■ INSTRUCTIONS FOR THE TASK: Below are some entries. Work out how many of their lines hold the word "name", and write that number alone.

* START MATERIAL PROVIDED *

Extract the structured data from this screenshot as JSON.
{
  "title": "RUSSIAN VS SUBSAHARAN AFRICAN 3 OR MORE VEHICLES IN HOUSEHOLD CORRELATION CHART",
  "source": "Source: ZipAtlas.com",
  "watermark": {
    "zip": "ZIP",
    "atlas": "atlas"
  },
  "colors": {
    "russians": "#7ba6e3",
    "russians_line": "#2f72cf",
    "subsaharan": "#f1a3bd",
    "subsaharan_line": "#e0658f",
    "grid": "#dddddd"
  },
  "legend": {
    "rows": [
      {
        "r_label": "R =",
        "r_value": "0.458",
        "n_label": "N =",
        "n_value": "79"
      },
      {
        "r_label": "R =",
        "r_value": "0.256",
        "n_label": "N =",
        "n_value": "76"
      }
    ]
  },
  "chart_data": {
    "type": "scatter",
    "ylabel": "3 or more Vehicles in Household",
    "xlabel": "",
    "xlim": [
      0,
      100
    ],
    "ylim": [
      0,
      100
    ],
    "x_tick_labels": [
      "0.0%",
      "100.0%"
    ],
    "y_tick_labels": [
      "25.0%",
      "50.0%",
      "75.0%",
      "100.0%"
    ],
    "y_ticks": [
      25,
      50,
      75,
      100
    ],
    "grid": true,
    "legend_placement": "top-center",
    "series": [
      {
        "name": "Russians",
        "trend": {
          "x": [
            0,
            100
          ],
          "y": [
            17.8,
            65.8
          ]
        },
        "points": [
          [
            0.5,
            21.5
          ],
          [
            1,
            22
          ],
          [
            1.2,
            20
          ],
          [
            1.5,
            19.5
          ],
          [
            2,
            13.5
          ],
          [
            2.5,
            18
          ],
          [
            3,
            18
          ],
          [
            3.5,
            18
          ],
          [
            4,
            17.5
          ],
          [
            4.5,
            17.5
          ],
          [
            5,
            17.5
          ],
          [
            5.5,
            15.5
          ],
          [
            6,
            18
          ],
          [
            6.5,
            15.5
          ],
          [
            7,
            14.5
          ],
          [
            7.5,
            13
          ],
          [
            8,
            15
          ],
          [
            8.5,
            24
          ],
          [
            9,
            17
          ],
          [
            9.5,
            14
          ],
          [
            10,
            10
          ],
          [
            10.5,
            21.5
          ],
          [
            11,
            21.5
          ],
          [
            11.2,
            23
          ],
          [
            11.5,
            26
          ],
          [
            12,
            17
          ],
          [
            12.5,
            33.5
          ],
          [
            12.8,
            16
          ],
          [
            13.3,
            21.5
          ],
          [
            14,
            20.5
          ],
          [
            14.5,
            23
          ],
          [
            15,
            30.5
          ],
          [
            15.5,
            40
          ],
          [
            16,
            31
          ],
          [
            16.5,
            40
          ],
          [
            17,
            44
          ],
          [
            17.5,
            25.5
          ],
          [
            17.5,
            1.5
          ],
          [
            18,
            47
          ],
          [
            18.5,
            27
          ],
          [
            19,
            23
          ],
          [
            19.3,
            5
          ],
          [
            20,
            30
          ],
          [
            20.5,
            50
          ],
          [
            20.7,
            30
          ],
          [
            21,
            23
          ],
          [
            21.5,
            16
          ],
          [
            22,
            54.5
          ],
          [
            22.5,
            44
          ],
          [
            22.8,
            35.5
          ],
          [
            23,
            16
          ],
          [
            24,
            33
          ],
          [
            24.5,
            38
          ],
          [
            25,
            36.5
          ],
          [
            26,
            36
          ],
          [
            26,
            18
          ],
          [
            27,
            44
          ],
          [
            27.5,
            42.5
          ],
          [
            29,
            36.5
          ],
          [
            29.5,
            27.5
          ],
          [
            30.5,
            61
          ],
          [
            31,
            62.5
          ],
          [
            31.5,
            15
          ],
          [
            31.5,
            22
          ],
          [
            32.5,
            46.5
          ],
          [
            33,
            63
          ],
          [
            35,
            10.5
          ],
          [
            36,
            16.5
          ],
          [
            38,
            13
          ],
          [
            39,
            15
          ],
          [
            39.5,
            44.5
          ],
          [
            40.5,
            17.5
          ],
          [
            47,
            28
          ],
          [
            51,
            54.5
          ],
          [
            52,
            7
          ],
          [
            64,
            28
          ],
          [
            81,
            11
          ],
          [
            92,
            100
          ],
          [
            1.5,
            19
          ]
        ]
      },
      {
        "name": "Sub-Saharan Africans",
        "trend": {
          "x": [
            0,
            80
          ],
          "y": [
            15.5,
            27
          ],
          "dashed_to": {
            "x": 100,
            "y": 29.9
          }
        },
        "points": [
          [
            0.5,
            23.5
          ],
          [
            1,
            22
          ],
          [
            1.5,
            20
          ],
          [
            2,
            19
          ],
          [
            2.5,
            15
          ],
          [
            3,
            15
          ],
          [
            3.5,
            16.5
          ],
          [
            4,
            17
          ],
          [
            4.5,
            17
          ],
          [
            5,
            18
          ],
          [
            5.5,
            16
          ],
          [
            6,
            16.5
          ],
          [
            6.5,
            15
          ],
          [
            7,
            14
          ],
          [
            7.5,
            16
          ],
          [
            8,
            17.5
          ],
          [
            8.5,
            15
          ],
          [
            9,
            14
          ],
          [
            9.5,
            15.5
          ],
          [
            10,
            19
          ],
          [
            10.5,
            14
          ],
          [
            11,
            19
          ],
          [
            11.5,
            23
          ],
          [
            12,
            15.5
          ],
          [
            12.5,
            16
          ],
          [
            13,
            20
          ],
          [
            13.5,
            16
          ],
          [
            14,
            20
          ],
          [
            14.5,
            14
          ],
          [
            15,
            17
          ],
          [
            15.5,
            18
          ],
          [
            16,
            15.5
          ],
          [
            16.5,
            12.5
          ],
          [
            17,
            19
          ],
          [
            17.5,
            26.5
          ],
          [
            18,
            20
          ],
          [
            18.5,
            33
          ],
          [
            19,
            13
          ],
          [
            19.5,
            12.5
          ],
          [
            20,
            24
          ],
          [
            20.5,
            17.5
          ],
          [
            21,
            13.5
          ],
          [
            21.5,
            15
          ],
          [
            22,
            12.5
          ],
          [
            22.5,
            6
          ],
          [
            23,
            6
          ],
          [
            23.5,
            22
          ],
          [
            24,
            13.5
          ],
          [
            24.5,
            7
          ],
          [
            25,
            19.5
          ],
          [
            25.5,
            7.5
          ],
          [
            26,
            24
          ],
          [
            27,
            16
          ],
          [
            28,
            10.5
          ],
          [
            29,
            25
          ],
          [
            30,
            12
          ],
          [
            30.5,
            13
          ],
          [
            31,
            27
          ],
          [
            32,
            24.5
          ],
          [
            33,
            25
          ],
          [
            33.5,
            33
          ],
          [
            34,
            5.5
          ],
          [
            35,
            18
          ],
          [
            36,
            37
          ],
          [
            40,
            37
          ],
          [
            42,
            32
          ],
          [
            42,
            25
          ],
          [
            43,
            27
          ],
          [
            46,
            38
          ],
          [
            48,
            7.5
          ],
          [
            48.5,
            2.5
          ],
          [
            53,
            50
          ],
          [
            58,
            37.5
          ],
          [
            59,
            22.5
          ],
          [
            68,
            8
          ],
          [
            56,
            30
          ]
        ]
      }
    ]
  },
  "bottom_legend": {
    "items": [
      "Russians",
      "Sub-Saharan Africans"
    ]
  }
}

* END MATERIAL PROVIDED *

■ WRITTEN REPLY: 2